--- SUPPLIED DATA ---
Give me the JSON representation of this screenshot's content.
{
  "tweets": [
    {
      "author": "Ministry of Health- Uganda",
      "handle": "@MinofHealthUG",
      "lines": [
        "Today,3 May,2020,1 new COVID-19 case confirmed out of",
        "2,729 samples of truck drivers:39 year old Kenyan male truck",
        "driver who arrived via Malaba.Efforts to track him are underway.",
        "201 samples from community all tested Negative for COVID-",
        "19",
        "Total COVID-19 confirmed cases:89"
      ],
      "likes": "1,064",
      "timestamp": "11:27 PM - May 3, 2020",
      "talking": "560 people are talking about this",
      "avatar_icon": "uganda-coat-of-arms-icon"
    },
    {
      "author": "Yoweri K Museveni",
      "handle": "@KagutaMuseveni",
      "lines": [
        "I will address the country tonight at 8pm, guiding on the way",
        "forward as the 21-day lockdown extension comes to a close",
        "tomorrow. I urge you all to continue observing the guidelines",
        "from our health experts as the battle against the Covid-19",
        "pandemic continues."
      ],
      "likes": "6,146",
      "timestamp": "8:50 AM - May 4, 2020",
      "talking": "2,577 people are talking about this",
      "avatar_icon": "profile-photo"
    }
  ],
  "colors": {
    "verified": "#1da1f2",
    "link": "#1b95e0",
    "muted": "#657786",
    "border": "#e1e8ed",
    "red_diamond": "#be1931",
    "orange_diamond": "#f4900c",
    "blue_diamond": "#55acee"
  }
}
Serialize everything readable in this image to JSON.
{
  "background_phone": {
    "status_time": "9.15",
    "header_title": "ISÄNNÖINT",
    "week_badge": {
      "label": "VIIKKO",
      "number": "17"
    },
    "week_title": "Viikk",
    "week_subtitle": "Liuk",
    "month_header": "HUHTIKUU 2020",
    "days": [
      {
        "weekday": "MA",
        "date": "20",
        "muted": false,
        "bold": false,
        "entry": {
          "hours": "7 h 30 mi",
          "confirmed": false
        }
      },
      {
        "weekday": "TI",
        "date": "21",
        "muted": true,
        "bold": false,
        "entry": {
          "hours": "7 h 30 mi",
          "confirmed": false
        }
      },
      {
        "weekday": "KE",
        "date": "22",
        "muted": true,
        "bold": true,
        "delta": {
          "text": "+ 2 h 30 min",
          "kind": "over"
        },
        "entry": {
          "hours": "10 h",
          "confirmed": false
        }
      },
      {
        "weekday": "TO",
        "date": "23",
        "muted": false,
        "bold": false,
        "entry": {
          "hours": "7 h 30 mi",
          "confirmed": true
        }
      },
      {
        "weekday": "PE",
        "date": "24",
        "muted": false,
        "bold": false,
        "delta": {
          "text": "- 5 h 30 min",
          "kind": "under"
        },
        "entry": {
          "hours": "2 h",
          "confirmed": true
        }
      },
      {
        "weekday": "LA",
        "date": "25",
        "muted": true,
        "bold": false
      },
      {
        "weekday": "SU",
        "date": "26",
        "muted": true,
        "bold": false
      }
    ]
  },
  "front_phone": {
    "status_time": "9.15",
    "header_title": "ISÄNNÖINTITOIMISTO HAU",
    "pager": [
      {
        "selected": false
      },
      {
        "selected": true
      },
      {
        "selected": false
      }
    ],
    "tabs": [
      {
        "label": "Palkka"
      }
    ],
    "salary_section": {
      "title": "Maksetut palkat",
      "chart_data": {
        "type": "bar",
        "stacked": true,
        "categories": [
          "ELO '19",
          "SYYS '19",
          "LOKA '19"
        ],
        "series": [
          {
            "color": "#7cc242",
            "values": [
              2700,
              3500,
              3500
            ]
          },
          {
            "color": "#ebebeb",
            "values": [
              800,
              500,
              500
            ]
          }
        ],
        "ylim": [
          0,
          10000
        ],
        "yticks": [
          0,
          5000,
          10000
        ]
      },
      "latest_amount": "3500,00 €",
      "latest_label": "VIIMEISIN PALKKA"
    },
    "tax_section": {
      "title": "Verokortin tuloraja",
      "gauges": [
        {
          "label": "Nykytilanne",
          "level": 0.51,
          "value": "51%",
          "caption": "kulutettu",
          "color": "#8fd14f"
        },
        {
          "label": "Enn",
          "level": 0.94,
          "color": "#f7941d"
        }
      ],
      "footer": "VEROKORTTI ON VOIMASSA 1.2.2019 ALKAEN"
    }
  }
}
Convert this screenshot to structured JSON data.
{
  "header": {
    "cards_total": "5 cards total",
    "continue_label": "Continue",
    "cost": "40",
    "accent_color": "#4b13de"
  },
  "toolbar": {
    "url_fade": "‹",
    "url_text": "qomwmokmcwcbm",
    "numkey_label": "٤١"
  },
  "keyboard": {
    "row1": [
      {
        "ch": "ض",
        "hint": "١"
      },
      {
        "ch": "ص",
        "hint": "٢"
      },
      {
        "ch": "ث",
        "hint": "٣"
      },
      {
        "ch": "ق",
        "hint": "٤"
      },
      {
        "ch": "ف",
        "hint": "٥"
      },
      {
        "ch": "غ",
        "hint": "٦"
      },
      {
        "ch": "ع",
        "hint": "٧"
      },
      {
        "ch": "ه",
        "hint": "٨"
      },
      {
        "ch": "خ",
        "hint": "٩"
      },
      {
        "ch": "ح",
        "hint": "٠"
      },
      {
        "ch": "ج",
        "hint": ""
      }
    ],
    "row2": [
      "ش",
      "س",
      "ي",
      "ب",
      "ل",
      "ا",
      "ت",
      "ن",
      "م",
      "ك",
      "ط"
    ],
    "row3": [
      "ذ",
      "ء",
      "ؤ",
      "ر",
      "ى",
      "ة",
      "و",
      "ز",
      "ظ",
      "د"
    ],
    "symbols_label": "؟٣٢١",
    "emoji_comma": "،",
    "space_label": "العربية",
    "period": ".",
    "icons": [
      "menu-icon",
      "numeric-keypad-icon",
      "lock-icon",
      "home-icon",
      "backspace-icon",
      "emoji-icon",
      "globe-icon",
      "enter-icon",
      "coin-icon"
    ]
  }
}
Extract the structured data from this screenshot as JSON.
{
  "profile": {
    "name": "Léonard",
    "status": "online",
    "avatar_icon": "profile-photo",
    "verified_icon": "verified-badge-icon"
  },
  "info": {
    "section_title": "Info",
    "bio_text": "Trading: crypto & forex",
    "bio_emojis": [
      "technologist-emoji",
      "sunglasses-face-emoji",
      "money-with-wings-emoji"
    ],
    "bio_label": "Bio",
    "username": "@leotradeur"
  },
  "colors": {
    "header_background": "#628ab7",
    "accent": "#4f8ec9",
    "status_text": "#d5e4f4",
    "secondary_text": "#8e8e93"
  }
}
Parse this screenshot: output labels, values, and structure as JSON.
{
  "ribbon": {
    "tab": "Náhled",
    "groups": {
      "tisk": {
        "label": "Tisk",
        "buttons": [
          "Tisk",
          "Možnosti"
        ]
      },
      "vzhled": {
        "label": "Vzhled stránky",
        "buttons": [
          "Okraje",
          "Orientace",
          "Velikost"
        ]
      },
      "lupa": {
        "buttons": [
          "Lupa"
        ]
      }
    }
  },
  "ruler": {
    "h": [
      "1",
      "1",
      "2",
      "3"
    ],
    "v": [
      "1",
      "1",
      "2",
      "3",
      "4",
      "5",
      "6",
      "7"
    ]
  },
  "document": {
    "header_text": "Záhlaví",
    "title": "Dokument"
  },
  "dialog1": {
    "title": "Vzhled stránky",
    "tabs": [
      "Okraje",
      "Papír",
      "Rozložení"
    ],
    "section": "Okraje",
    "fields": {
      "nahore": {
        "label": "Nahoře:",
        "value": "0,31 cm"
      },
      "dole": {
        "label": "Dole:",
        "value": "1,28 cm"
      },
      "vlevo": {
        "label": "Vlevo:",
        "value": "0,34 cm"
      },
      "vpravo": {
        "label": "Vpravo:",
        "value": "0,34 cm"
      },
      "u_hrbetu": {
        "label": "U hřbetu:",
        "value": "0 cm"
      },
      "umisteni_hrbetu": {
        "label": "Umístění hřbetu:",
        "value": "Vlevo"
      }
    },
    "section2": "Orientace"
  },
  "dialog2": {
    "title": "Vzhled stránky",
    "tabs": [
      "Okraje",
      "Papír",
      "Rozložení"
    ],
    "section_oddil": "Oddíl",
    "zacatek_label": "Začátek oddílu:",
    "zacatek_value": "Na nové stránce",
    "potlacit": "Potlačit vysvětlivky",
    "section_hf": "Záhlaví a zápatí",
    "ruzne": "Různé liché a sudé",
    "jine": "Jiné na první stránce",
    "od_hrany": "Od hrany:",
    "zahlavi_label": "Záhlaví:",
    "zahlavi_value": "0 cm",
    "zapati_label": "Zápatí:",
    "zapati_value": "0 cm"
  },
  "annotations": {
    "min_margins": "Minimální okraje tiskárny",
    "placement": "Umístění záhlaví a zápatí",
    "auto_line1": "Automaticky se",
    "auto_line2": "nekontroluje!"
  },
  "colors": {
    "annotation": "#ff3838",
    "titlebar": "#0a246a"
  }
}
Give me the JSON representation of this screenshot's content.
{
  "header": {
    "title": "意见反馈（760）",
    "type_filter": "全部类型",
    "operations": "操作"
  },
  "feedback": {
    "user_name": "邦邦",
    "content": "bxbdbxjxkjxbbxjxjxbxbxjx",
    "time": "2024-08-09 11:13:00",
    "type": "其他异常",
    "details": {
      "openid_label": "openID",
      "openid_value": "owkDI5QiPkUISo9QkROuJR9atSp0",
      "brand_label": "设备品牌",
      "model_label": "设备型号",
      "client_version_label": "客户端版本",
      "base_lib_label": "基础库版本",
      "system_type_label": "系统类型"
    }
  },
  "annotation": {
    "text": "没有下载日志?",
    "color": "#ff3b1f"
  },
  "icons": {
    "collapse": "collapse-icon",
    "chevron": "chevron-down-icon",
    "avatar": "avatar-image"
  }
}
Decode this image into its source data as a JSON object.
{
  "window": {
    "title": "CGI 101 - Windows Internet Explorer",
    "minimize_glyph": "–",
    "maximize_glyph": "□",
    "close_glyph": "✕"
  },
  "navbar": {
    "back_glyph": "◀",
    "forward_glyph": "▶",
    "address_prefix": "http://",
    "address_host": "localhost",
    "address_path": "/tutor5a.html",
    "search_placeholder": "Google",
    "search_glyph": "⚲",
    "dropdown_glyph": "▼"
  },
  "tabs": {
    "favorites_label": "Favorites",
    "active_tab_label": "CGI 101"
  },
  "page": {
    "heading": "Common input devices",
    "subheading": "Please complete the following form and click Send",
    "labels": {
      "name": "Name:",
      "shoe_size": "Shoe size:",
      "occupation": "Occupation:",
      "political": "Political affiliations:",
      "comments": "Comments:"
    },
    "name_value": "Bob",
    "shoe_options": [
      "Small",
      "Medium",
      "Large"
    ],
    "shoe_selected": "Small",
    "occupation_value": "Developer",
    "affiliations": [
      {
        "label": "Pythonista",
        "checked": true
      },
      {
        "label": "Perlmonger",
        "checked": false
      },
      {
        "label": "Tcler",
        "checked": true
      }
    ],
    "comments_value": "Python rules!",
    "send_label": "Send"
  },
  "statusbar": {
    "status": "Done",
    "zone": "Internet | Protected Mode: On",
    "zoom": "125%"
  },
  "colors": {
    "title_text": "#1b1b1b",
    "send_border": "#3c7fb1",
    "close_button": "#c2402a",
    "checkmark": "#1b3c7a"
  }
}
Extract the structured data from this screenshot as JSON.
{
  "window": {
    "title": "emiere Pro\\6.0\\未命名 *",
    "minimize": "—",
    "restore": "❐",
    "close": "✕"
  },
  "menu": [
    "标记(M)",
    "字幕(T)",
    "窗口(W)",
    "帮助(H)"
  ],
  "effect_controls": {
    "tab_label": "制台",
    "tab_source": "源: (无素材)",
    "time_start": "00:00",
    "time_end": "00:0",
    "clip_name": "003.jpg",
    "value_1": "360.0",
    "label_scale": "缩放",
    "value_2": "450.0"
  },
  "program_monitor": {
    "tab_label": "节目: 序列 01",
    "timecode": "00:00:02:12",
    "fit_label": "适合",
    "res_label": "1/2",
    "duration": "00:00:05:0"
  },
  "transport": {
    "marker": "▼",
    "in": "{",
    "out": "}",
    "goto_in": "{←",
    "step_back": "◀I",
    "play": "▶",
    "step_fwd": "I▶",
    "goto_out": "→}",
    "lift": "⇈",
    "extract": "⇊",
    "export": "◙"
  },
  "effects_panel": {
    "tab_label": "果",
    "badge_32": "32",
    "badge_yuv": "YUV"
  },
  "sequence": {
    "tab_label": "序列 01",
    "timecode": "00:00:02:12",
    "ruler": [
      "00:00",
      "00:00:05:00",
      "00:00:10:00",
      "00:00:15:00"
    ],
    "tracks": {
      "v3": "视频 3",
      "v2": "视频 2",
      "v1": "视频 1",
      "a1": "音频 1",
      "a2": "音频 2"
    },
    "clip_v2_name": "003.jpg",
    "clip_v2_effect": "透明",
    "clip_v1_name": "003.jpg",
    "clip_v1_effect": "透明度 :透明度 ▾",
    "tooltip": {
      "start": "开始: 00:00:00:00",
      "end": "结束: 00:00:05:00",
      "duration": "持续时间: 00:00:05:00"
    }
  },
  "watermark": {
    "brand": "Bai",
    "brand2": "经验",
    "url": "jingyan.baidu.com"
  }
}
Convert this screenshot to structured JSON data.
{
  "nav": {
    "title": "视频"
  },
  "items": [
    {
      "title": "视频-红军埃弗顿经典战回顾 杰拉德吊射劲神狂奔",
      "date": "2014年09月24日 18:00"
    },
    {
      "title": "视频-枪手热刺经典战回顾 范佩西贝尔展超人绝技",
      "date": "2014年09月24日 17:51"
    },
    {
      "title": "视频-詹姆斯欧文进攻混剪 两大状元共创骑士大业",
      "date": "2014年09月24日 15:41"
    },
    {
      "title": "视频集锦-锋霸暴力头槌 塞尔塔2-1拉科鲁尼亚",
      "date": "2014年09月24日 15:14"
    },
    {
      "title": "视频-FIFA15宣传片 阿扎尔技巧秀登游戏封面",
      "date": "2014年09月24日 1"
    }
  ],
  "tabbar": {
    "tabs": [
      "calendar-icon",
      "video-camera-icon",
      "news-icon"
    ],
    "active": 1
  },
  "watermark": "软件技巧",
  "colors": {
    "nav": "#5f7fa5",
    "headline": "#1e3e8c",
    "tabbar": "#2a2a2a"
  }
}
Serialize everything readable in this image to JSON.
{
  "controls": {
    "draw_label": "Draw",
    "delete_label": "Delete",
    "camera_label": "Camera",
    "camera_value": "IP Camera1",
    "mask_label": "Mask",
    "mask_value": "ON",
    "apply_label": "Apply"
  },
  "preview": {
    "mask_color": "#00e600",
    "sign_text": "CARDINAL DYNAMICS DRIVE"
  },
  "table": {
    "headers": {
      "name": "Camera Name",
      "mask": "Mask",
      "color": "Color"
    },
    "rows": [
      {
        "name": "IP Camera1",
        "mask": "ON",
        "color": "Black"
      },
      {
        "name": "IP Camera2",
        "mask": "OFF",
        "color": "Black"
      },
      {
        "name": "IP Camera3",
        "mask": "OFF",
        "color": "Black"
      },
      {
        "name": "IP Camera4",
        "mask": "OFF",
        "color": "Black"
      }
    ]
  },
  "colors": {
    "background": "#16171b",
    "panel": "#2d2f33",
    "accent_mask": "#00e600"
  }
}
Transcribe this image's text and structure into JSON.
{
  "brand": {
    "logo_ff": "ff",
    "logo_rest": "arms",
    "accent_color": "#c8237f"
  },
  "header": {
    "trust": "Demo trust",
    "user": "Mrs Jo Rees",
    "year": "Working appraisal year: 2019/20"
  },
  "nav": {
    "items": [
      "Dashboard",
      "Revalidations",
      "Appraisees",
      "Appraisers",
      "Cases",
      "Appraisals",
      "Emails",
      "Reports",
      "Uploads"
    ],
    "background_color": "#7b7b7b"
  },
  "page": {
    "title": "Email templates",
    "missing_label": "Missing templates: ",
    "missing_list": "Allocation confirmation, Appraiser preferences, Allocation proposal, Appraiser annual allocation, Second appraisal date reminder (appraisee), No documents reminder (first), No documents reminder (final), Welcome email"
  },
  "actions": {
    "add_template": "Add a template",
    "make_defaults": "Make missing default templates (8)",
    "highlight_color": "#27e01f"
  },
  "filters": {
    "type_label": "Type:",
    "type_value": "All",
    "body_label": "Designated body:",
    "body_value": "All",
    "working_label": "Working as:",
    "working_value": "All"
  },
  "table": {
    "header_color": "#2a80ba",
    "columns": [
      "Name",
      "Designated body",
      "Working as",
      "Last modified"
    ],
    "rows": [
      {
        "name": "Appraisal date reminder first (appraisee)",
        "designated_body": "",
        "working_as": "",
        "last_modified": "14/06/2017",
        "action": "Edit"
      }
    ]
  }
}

--- EXERCISE OBJECTIVE ---
Scan the entries above. Copy each line that has the string "samples".

--- SOLUTION TO THIS TASK ---
        "2,729 samples of truck drivers:39 year old Kenyan male truck",
        "201 samples from community all tested Negative for COVID-",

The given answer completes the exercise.